[Extracted records]
☆ ☆ ☆

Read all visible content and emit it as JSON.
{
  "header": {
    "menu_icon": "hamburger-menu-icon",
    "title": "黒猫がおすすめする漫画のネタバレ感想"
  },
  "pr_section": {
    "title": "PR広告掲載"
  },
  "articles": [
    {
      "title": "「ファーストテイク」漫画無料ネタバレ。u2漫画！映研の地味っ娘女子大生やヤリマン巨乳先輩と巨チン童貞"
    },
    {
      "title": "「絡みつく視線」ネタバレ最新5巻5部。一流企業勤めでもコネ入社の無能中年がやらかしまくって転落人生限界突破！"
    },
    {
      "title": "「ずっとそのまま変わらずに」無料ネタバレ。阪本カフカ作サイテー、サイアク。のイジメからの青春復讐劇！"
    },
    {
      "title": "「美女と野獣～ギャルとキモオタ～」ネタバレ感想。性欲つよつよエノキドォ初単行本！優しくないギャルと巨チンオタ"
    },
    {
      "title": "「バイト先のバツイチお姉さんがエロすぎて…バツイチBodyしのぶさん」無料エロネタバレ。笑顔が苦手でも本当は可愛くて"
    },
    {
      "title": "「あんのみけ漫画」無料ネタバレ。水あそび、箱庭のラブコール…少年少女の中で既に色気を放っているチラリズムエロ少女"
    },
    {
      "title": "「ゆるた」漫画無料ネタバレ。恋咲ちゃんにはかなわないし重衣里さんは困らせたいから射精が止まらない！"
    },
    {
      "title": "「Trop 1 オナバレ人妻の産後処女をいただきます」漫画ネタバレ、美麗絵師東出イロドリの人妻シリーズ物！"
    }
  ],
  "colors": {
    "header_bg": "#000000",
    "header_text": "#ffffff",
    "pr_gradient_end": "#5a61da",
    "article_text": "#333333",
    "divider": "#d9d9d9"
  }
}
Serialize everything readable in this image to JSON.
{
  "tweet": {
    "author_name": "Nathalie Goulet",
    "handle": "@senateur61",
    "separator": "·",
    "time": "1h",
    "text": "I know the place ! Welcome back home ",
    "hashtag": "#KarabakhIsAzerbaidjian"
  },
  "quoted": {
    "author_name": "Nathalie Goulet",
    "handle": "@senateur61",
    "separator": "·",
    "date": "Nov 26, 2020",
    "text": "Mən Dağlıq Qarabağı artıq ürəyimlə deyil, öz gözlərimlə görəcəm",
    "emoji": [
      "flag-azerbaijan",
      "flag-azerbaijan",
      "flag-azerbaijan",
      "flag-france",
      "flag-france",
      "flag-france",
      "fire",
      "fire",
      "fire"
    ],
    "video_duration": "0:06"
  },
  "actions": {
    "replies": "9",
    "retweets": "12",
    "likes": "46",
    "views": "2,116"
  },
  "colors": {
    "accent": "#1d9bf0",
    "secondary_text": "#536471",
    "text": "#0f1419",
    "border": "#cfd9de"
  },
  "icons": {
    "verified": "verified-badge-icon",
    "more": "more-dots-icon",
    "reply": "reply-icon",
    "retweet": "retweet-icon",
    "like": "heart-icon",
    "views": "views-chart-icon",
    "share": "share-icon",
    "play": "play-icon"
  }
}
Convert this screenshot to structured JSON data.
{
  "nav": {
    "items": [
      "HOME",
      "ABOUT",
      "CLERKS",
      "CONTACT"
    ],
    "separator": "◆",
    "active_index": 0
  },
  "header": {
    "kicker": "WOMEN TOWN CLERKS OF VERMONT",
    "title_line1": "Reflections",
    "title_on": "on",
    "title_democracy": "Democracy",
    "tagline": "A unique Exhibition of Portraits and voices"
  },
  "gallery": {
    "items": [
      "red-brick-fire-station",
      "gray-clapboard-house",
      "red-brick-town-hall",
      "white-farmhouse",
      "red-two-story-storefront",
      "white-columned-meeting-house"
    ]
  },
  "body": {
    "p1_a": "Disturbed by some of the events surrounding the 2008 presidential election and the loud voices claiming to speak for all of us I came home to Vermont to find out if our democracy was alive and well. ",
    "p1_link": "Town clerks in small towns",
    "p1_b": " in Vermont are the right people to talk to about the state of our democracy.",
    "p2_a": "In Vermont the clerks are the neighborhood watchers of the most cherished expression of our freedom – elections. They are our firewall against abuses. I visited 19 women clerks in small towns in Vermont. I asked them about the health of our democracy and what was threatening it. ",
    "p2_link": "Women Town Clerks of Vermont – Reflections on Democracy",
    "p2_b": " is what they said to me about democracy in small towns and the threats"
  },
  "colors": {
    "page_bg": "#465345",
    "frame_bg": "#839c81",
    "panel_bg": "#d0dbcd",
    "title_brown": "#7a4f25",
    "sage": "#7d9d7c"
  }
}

☆ ☆ ☆

**Stated problem:** Transcribe the material exactly as it reads.

**Task solution:**
Read all visible content and emit it as JSON.
{
  "header": {
    "menu_icon": "hamburger-menu-icon",
    "title": "黒猫がおすすめする漫画のネタバレ感想"
  },
  "pr_section": {
    "title": "PR広告掲載"
  },
  "articles": [
    {
      "title": "「ファーストテイク」漫画無料ネタバレ。u2漫画！映研の地味っ娘女子大生やヤリマン巨乳先輩と巨チン童貞"
    },
    {
      "title": "「絡みつく視線」ネタバレ最新5巻5部。一流企業勤めでもコネ入社の無能中年がやらかしまくって転落人生限界突破！"
    },
    {
      "title": "「ずっとそのまま変わらずに」無料ネタバレ。阪本カフカ作サイテー、サイアク。のイジメからの青春復讐劇！"
    },
    {
      "title": "「美女と野獣～ギャルとキモオタ～」ネタバレ感想。性欲つよつよエノキドォ初単行本！優しくないギャルと巨チンオタ"
    },
    {
      "title": "「バイト先のバツイチお姉さんがエロすぎて…バツイチBodyしのぶさん」無料エロネタバレ。笑顔が苦手でも本当は可愛くて"
    },
    {
      "title": "「あんのみけ漫画」無料ネタバレ。水あそび、箱庭のラブコール…少年少女の中で既に色気を放っているチラリズムエロ少女"
    },
    {
      "title": "「ゆるた」漫画無料ネタバレ。恋咲ちゃんにはかなわないし重衣里さんは困らせたいから射精が止まらない！"
    },
    {
      "title": "「Trop 1 オナバレ人妻の産後処女をいただきます」漫画ネタバレ、美麗絵師東出イロドリの人妻シリーズ物！"
    }
  ],
  "colors": {
    "header_bg": "#000000",
    "header_text": "#ffffff",
    "pr_gradient_end": "#5a61da",
    "article_text": "#333333",
    "divider": "#d9d9d9"
  }
}
Serialize everything readable in this image to JSON.
{
  "tweet": {
    "author_name": "Nathalie Goulet",
    "handle": "@senateur61",
    "separator": "·",
    "time": "1h",
    "text": "I know the place ! Welcome back home ",
    "hashtag": "#KarabakhIsAzerbaidjian"
  },
  "quoted": {
    "author_name": "Nathalie Goulet",
    "handle": "@senateur61",
    "separator": "·",
    "date": "Nov 26, 2020",
    "text": "Mən Dağlıq Qarabağı artıq ürəyimlə deyil, öz gözlərimlə görəcəm",
    "emoji": [
      "flag-azerbaijan",
      "flag-azerbaijan",
      "flag-azerbaijan",
      "flag-france",
      "flag-france",
      "flag-france",
      "fire",
      "fire",
      "fire"
    ],
    "video_duration": "0:06"
  },
  "actions": {
    "replies": "9",
    "retweets": "12",
    "likes": "46",
    "views": "2,116"
  },
  "colors": {
    "accent": "#1d9bf0",
    "secondary_text": "#536471",
    "text": "#0f1419",
    "border": "#cfd9de"
  },
  "icons": {
    "verified": "verified-badge-icon",
    "more": "more-dots-icon",
    "reply": "reply-icon",
    "retweet": "retweet-icon",
    "like": "heart-icon",
    "views": "views-chart-icon",
    "share": "share-icon",
    "play": "play-icon"
  }
}
Convert this screenshot to structured JSON data.
{
  "nav": {
    "items": [
      "HOME",
      "ABOUT",
      "CLERKS",
      "CONTACT"
    ],
    "separator": "◆",
    "active_index": 0
  },
  "header": {
    "kicker": "WOMEN TOWN CLERKS OF VERMONT",
    "title_line1": "Reflections",
    "title_on": "on",
    "title_democracy": "Democracy",
    "tagline": "A unique Exhibition of Portraits and voices"
  },
  "gallery": {
    "items": [
      "red-brick-fire-station",
      "gray-clapboard-house",
      "red-brick-town-hall",
      "white-farmhouse",
      "red-two-story-storefront",
      "white-columned-meeting-house"
    ]
  },
  "body": {
    "p1_a": "Disturbed by some of the events surrounding the 2008 presidential election and the loud voices claiming to speak for all of us I came home to Vermont to find out if our democracy was alive and well. ",
    "p1_link": "Town clerks in small towns",
    "p1_b": " in Vermont are the right people to talk to about the state of our democracy.",
    "p2_a": "In Vermont the clerks are the neighborhood watchers of the most cherished expression of our freedom – elections. They are our firewall against abuses. I visited 19 women clerks in small towns in Vermont. I asked them about the health of our democracy and what was threatening it. ",
    "p2_link": "Women Town Clerks of Vermont – Reflections on Democracy",
    "p2_b": " is what they said to me about democracy in small towns and the threats"
  },
  "colors": {
    "page_bg": "#465345",
    "frame_bg": "#839c81",
    "panel_bg": "#d0dbcd",
    "title_brown": "#7a4f25",
    "sage": "#7d9d7c"
  }
}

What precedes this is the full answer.